Figure record extracts

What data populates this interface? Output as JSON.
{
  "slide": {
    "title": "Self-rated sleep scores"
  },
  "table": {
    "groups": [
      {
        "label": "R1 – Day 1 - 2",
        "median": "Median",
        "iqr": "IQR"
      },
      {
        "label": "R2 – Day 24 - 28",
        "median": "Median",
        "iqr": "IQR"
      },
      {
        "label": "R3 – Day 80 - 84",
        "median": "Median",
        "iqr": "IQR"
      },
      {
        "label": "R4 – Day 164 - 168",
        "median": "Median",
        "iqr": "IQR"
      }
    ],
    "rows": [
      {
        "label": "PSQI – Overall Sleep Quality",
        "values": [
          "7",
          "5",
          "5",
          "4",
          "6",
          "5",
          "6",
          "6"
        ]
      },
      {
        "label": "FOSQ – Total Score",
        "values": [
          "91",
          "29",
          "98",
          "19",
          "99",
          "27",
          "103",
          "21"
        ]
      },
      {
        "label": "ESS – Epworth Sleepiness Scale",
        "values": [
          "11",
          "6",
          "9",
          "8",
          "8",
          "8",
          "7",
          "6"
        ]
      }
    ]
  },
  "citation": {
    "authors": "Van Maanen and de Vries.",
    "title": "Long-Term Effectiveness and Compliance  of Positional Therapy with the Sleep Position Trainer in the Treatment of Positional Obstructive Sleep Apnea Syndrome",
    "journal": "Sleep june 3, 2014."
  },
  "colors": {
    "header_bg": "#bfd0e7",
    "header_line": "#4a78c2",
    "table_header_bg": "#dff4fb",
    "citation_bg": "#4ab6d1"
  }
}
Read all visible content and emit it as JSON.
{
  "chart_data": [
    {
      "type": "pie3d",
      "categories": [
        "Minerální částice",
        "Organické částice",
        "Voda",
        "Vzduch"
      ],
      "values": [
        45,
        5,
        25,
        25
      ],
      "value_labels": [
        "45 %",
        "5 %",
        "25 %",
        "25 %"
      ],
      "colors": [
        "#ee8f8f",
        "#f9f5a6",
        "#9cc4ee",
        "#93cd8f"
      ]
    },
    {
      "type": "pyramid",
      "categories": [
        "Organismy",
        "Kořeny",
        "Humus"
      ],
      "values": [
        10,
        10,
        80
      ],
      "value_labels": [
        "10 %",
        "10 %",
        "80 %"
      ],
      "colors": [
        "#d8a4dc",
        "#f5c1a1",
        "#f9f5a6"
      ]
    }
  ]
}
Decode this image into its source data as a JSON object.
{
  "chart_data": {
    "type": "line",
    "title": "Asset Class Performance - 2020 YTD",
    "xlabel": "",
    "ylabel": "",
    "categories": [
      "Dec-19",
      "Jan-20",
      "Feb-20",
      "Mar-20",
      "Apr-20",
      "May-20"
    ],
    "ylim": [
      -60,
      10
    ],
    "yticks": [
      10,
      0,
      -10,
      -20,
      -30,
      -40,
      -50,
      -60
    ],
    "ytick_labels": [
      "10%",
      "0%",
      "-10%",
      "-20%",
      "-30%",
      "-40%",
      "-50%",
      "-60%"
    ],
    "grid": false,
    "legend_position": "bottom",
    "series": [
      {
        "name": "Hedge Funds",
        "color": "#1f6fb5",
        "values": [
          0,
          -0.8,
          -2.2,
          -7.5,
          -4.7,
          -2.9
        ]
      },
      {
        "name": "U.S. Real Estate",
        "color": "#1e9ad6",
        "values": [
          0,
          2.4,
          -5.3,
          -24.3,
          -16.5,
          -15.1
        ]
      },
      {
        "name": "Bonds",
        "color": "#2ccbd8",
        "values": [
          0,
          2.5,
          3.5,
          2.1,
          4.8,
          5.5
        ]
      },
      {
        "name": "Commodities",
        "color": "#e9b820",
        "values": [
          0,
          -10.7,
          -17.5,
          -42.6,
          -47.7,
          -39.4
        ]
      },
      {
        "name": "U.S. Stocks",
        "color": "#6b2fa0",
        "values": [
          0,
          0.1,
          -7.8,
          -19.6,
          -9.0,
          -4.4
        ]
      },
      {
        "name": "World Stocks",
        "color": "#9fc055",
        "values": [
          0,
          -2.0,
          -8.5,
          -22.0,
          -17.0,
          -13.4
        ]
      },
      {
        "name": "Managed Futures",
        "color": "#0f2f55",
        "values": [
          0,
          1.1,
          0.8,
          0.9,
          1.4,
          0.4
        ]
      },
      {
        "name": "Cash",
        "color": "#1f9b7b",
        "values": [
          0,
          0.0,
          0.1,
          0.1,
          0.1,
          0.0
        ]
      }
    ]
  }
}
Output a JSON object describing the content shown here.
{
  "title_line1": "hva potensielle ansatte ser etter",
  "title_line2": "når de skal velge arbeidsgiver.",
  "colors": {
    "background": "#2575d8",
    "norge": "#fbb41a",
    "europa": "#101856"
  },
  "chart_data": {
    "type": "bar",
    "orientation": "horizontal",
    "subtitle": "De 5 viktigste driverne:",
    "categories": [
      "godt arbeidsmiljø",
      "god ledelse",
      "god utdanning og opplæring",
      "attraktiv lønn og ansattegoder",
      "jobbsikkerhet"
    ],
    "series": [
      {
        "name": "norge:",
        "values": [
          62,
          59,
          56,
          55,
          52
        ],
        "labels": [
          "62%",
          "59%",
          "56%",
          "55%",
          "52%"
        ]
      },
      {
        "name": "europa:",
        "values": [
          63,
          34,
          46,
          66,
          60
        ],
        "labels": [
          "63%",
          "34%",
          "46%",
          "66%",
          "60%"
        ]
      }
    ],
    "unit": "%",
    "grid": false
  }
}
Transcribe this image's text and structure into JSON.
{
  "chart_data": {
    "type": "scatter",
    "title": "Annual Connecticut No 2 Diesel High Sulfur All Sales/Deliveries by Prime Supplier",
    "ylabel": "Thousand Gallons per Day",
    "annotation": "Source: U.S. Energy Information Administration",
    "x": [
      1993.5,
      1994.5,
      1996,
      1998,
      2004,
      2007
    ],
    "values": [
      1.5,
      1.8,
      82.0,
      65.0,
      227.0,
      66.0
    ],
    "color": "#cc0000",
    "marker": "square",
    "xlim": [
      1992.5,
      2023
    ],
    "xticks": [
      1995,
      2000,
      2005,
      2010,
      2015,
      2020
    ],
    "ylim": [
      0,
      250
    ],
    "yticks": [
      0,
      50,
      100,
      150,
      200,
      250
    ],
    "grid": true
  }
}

- _Exercise directions_
Search the data for the string "content" and copy each line where it appears.

- _Exercise result_
Read all visible content and emit it as JSON.
Output a JSON object describing the content shown here.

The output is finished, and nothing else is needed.